#### Data provided

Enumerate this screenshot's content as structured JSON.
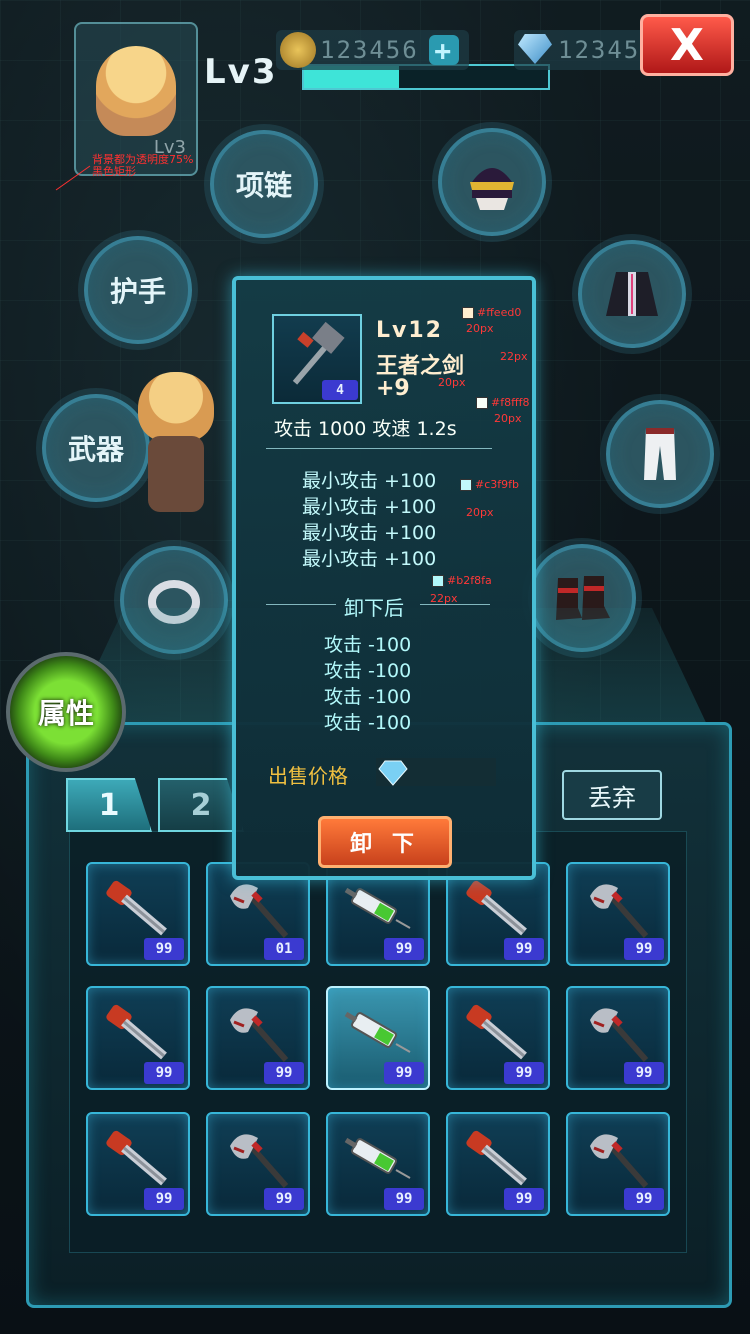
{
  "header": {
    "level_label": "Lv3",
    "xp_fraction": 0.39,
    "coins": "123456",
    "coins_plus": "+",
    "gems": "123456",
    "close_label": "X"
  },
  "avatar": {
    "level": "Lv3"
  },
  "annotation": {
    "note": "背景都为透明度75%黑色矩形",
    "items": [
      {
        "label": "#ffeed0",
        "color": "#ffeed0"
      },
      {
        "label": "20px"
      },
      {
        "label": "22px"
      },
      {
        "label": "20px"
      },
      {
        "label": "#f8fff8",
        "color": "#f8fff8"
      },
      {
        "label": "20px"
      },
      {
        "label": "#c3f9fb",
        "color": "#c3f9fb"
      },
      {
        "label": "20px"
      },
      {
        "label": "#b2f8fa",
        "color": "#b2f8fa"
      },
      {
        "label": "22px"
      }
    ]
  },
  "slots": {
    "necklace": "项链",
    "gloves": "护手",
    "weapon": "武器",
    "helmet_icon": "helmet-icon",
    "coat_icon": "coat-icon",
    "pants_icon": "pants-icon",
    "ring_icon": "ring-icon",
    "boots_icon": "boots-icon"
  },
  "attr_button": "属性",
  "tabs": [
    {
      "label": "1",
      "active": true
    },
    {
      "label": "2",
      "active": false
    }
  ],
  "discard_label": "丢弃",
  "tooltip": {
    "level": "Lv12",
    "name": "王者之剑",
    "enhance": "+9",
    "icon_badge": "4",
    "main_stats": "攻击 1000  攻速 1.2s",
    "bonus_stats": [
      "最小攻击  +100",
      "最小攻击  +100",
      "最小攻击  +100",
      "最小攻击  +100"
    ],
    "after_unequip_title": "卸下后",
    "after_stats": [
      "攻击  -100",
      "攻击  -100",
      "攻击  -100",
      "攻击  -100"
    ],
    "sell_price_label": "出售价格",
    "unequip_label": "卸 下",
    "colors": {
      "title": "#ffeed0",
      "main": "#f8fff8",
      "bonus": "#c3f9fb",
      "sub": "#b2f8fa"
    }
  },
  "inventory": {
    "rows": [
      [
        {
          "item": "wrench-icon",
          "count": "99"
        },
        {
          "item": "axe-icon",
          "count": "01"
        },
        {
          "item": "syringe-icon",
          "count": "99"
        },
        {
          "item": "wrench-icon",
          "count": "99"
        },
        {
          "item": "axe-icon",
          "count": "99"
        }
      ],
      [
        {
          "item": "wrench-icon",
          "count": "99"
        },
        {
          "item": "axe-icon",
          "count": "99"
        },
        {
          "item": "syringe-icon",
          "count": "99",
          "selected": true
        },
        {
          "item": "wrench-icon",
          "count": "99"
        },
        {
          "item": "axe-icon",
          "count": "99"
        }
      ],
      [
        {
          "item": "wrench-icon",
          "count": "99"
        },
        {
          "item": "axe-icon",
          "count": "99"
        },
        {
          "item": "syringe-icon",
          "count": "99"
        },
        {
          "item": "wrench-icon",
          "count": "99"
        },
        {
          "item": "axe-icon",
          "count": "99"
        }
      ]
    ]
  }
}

########
#### Data provided

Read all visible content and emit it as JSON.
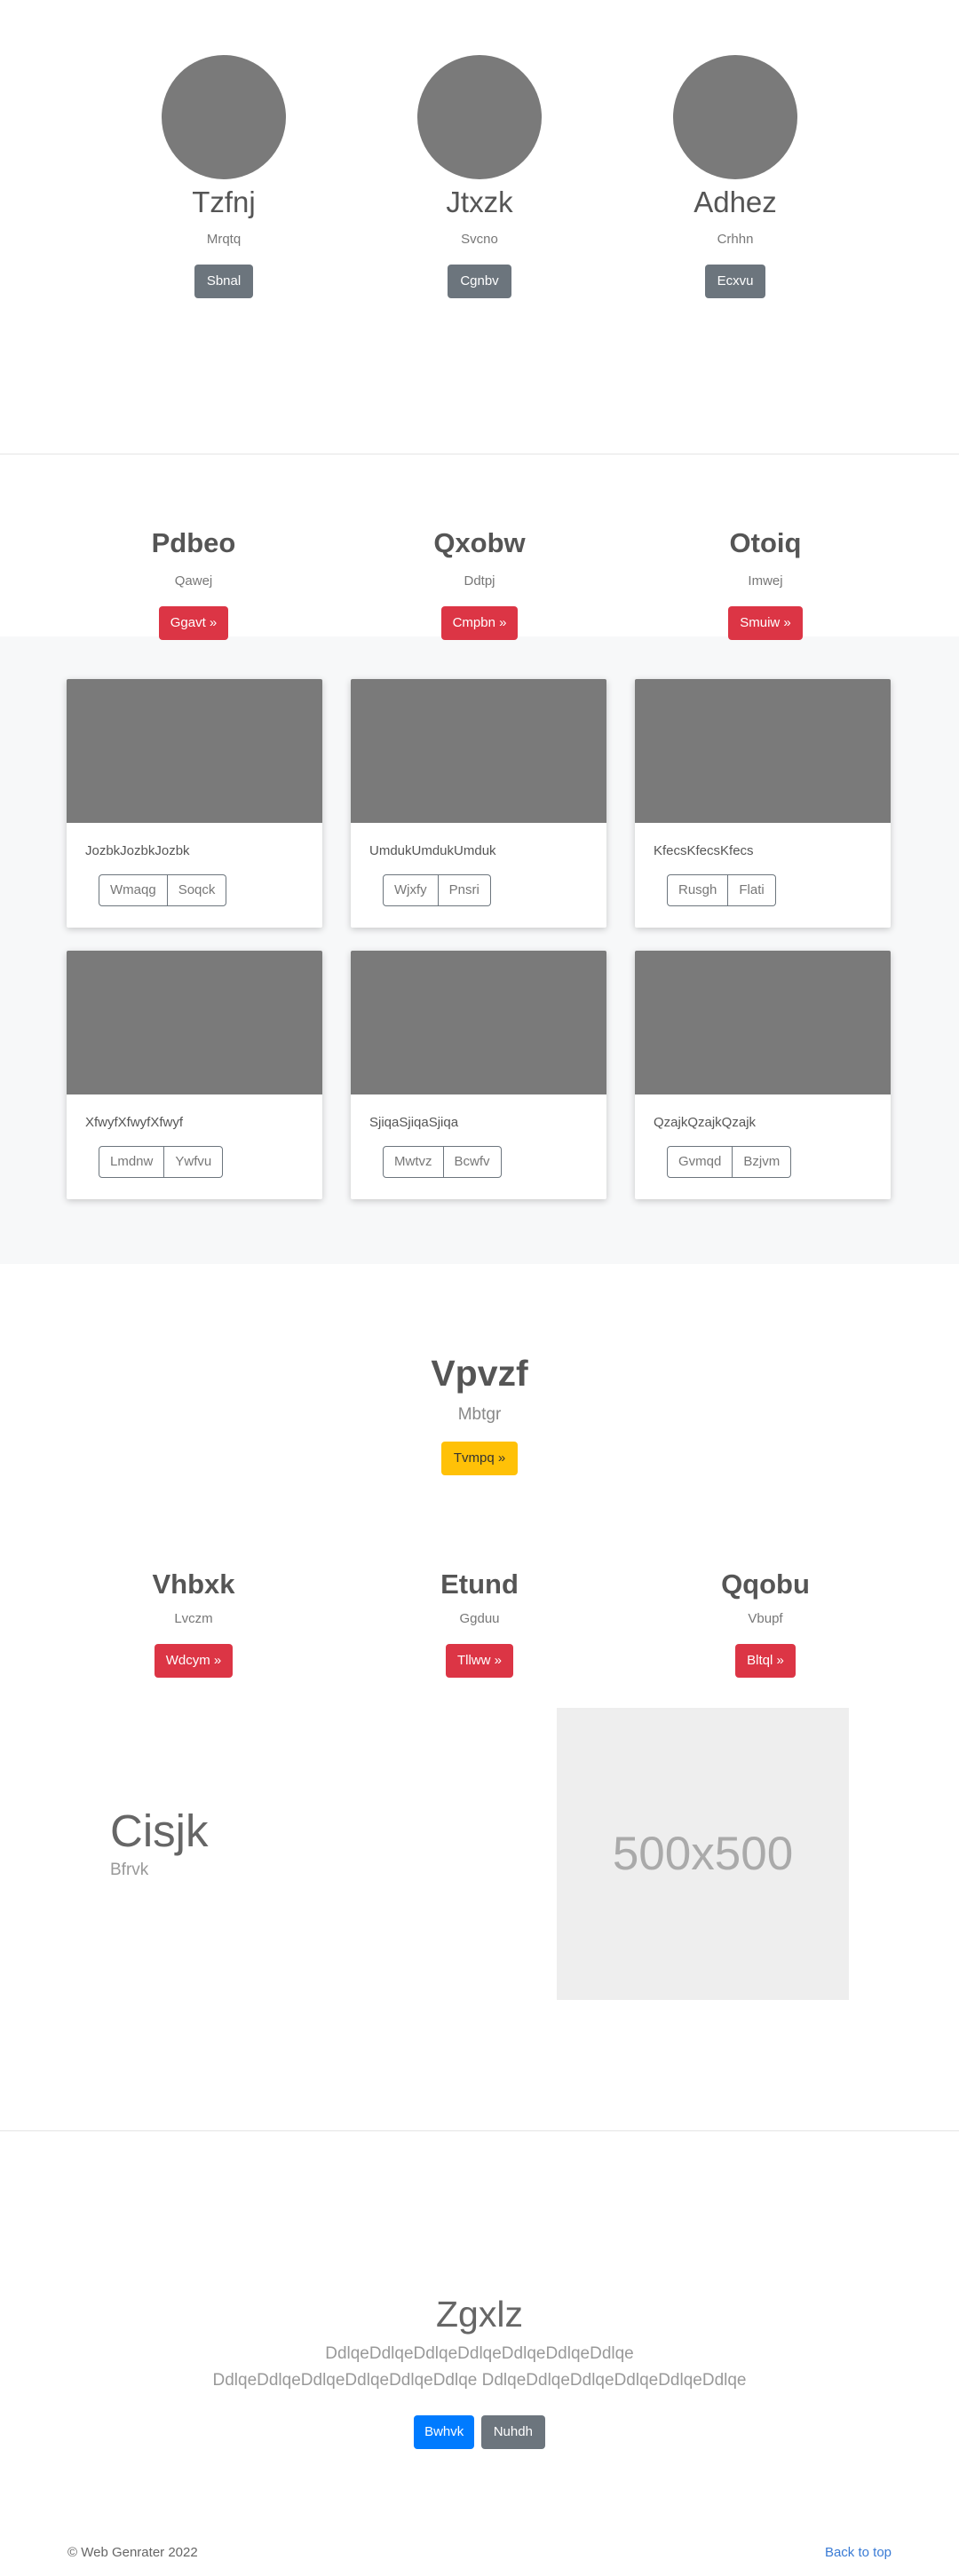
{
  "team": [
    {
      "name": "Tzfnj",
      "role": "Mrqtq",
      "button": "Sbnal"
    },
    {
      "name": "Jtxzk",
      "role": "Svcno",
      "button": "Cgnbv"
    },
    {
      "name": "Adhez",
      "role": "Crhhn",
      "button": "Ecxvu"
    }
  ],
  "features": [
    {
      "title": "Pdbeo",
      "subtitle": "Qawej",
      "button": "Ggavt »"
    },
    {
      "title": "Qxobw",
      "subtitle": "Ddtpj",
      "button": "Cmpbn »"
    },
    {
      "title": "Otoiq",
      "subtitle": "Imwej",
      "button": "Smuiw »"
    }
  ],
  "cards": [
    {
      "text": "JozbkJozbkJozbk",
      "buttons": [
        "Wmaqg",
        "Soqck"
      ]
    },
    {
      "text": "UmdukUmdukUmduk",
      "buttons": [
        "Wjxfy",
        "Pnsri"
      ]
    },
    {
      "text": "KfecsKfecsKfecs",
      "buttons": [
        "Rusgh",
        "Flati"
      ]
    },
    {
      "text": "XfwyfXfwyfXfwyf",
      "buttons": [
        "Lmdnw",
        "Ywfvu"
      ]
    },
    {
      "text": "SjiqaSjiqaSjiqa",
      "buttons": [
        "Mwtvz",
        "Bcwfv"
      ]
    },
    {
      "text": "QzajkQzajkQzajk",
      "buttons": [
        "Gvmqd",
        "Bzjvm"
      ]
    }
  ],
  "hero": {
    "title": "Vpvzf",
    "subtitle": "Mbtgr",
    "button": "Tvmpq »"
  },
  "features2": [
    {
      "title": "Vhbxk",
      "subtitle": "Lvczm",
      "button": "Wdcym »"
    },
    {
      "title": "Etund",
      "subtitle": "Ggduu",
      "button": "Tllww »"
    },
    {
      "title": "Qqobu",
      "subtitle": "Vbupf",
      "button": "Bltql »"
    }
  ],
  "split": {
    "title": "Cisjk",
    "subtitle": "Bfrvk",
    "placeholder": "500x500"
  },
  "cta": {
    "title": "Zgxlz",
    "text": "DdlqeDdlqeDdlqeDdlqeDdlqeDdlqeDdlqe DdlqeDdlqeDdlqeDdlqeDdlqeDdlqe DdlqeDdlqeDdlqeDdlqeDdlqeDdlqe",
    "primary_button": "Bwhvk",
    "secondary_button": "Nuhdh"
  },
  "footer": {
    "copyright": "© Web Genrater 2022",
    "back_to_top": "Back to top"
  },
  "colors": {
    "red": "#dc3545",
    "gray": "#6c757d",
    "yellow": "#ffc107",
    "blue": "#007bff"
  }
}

########
#### Data provided

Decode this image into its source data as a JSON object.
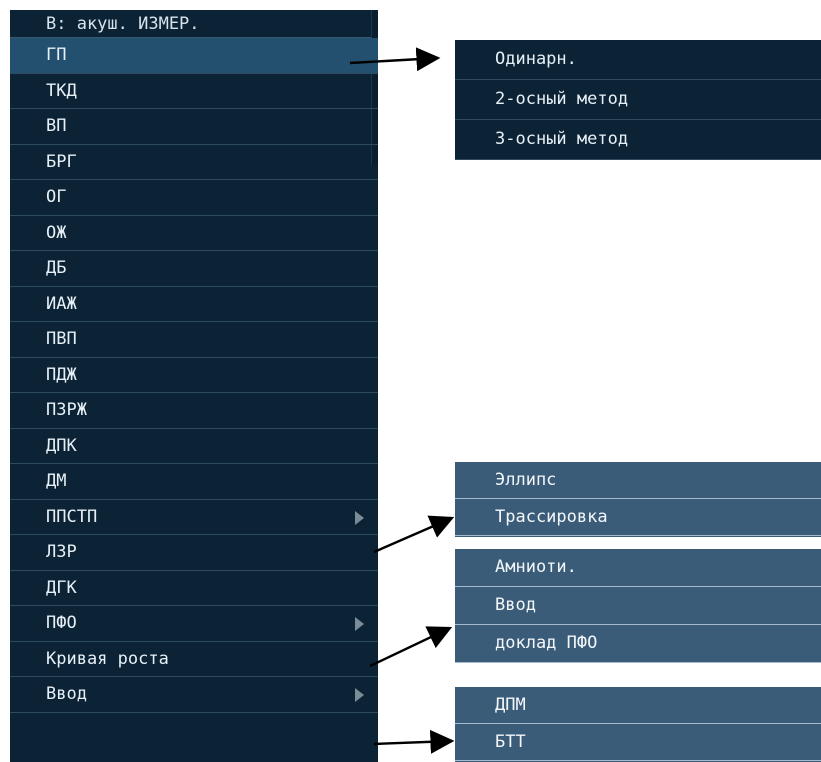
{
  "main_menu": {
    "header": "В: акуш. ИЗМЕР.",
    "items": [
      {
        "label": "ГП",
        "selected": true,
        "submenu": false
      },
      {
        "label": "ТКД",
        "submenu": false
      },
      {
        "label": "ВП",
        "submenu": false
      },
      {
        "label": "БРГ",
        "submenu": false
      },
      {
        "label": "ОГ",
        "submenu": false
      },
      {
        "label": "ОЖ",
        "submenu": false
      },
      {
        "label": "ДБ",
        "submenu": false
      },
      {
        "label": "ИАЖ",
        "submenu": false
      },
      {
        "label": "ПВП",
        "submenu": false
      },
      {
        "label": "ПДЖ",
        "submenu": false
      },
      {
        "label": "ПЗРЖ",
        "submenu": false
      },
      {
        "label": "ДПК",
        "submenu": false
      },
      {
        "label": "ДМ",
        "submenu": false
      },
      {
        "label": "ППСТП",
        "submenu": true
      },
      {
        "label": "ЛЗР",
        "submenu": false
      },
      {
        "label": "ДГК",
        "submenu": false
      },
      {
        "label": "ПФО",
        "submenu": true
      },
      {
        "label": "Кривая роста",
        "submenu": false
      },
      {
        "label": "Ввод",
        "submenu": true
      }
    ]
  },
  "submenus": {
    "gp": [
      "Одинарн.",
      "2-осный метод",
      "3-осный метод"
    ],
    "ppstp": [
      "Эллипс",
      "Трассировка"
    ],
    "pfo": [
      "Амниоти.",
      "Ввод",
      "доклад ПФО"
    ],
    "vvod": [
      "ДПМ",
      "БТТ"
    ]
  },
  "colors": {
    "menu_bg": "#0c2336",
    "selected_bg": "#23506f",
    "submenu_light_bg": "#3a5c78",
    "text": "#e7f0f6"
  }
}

########

Show every line in the entries where the string "name" occurs.

    "name": "王者之剑",
      "name": "Tzfnj",
      "name": "Jtxzk",
      "name": "Adhez",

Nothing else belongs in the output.